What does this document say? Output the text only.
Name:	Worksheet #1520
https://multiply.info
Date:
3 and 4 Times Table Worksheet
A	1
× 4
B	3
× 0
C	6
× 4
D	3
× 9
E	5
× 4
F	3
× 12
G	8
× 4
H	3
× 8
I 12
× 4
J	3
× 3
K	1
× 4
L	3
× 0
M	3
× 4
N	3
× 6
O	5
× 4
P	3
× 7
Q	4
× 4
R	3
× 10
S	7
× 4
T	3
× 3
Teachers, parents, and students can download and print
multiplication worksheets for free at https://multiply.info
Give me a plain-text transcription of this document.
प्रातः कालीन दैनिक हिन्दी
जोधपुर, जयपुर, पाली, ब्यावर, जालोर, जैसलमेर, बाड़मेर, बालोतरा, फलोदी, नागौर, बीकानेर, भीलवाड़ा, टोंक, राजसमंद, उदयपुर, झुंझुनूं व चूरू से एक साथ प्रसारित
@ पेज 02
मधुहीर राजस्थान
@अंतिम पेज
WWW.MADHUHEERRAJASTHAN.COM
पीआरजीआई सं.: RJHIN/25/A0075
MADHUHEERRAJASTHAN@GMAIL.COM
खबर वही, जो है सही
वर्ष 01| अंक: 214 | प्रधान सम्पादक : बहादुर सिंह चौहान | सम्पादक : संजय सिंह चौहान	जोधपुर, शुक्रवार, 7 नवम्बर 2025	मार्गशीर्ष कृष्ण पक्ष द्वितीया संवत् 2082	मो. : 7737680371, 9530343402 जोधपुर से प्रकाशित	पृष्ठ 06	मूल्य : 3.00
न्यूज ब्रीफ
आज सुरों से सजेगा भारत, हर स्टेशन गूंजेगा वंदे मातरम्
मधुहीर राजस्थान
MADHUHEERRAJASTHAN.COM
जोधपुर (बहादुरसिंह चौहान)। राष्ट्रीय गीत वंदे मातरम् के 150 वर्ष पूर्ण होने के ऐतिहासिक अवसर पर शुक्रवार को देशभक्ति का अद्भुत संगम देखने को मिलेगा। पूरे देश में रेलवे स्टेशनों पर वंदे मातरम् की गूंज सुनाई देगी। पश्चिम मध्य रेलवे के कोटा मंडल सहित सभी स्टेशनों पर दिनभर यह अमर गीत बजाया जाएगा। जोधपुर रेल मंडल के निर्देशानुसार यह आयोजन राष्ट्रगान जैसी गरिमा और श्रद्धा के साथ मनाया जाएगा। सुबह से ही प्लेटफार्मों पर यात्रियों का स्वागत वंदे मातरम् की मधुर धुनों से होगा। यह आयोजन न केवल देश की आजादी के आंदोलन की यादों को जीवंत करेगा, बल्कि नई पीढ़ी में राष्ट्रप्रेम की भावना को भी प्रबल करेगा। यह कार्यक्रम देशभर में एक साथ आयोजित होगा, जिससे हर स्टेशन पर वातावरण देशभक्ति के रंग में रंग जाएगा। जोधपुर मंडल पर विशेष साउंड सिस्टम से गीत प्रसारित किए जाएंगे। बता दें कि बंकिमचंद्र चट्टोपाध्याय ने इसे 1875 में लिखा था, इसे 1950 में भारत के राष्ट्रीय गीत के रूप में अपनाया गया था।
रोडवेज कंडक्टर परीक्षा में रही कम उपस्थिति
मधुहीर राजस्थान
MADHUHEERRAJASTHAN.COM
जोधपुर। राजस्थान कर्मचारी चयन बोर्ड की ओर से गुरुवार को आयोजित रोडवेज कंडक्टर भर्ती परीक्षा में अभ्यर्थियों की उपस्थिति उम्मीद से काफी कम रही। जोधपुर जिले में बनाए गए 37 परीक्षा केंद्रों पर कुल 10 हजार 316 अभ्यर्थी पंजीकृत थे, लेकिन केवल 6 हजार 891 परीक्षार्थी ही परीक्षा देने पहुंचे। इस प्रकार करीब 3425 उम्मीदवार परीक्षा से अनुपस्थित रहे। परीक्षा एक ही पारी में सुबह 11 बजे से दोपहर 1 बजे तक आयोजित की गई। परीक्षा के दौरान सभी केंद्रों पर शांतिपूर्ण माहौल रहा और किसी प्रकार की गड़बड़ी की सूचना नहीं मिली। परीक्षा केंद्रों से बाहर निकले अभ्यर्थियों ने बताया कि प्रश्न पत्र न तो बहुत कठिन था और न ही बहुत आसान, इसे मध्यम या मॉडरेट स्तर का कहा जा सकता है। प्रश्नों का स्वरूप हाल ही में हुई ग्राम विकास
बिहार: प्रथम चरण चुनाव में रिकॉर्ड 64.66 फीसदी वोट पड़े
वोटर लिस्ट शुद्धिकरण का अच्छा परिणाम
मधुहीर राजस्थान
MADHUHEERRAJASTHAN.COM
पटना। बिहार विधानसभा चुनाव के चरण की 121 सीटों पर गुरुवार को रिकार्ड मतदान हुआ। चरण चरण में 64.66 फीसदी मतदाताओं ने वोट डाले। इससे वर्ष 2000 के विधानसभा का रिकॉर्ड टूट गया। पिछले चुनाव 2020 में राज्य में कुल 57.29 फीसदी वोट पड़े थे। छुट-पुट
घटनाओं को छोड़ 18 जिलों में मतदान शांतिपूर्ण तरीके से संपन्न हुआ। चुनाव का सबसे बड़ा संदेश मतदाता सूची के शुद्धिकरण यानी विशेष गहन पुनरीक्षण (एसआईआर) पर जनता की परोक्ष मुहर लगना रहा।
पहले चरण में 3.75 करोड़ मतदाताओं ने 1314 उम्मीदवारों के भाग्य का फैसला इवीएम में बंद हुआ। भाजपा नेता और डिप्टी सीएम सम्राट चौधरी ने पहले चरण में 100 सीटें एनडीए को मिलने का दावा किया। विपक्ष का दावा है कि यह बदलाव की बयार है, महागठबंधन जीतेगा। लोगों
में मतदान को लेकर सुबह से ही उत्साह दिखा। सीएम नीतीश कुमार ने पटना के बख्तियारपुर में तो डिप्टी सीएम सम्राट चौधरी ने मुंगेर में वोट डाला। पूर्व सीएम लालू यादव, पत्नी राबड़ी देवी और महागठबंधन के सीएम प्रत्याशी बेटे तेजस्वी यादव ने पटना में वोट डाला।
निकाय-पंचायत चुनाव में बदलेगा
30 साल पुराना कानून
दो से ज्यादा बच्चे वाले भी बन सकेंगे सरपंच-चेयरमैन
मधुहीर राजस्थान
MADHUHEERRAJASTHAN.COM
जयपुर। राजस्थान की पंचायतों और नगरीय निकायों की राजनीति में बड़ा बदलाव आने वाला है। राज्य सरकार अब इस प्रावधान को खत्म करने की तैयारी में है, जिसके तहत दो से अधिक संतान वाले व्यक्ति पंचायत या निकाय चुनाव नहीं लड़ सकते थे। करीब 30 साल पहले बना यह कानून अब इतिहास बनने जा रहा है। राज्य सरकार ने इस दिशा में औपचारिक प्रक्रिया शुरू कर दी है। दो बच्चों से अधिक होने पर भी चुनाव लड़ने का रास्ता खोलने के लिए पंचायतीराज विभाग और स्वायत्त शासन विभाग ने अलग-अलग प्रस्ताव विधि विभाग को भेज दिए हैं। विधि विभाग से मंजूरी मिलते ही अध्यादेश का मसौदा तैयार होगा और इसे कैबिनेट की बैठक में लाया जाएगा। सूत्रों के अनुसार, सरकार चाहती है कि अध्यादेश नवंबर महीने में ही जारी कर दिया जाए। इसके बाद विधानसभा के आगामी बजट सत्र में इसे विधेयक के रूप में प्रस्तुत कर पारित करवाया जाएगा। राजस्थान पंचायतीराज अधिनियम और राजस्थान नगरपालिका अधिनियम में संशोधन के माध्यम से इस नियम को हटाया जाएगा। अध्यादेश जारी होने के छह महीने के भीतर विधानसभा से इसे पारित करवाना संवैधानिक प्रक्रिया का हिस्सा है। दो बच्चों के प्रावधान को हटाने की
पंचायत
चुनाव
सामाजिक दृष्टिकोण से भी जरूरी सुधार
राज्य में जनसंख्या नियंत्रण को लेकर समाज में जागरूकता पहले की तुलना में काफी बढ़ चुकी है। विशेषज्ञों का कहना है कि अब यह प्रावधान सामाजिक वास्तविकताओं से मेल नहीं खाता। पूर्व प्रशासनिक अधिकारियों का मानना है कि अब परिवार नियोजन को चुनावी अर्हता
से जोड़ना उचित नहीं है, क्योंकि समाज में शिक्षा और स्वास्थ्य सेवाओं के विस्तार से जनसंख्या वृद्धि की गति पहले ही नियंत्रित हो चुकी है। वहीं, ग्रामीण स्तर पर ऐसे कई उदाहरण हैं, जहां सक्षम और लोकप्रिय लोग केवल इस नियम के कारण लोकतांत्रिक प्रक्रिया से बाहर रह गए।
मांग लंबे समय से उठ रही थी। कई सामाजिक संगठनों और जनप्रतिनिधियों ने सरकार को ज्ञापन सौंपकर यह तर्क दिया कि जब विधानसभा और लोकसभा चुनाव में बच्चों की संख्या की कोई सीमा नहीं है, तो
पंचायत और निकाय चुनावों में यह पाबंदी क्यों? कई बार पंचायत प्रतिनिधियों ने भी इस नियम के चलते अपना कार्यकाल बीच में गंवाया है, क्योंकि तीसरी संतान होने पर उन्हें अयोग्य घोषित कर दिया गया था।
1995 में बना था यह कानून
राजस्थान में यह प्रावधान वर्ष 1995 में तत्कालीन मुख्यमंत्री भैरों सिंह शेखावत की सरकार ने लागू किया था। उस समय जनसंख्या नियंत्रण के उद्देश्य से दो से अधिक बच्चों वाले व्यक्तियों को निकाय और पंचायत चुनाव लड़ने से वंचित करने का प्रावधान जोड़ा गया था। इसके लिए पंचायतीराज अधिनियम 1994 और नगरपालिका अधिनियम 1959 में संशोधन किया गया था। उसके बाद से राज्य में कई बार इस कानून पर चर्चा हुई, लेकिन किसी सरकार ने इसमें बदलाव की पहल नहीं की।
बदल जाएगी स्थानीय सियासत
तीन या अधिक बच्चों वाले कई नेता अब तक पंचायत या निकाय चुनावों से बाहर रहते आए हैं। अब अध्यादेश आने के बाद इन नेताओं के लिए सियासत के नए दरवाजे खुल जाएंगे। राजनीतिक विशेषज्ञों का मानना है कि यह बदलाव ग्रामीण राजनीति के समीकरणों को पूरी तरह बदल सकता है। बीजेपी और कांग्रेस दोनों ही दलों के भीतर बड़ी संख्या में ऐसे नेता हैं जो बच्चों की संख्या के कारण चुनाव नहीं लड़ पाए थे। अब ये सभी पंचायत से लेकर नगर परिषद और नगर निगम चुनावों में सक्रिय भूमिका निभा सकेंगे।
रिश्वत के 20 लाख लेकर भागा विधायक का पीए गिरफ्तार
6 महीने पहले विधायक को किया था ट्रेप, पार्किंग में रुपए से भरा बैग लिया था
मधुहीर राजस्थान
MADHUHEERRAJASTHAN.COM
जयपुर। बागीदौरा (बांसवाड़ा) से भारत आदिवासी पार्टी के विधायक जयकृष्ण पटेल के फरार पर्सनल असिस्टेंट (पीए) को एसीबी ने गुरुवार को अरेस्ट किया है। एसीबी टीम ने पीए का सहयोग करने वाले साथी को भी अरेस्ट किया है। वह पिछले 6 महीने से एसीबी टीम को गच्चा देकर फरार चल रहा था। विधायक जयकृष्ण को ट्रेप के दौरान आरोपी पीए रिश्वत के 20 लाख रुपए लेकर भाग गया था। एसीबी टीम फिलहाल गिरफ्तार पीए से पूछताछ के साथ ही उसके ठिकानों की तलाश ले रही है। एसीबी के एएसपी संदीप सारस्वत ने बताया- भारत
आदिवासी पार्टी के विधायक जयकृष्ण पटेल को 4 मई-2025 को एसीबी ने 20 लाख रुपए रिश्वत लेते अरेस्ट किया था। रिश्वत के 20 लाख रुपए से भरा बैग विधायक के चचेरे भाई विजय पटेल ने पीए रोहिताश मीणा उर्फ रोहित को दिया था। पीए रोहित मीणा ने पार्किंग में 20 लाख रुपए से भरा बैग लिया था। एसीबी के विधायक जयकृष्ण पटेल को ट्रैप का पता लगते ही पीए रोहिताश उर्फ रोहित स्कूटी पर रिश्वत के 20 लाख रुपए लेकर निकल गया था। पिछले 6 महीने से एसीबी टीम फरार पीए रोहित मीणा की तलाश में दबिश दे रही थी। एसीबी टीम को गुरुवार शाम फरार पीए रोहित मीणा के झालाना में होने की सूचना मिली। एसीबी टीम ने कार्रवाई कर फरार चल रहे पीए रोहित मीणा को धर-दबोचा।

+ + + + + + +

What is asked. Gather and copy every line of the data in which the string "https" is found.

Written solution.
https://multiply.info
multiplication worksheets for free at https://multiply.info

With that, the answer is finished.